» **DO THIS**: Work out how many lines of the listing hold the string "перевозки", then answer with that number and nothing else.
----
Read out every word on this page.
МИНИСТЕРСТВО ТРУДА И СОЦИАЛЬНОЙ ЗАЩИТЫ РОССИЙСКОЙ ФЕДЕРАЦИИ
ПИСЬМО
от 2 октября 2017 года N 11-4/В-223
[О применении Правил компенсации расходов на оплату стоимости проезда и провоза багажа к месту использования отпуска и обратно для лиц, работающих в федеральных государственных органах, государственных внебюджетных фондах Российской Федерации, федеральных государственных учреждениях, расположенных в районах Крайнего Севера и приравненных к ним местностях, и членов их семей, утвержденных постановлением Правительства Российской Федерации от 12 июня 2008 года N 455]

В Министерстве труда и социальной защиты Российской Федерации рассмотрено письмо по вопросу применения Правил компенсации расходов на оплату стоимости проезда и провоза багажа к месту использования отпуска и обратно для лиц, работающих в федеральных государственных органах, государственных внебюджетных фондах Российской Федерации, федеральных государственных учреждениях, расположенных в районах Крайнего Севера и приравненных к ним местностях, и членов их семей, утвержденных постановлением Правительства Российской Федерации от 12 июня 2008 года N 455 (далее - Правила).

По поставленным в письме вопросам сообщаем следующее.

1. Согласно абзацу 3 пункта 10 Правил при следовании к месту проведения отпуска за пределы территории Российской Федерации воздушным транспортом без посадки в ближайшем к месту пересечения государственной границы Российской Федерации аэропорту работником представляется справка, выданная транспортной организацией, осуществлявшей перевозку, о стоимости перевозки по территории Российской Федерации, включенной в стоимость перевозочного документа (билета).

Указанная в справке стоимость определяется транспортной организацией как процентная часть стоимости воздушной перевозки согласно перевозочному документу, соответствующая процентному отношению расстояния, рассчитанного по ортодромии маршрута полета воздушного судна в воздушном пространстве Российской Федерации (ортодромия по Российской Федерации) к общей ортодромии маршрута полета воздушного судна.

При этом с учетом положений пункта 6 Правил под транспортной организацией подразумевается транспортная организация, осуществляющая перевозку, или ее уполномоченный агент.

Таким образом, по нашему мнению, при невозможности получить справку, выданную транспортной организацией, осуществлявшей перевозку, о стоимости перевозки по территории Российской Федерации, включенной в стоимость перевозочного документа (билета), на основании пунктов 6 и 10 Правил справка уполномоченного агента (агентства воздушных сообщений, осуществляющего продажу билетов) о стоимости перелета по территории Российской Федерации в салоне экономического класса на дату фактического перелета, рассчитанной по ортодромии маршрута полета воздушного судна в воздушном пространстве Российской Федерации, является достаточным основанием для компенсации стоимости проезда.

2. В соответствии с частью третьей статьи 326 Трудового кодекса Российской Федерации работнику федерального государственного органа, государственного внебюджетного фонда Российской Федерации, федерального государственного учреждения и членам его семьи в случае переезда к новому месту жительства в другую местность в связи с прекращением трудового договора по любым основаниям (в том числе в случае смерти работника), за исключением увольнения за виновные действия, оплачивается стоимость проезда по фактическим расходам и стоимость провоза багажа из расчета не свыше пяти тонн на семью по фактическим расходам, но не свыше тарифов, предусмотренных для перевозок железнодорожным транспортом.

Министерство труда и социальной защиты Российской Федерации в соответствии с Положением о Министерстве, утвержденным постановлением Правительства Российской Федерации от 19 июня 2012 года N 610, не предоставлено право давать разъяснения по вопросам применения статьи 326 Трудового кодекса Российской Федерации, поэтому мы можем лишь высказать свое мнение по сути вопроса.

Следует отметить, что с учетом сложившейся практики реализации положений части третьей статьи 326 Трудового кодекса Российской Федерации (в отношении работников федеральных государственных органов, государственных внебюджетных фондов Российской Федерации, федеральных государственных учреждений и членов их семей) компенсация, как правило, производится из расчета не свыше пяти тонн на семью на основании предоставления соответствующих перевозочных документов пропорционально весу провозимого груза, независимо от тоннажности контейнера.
----
» **THE OUTPUT**: 3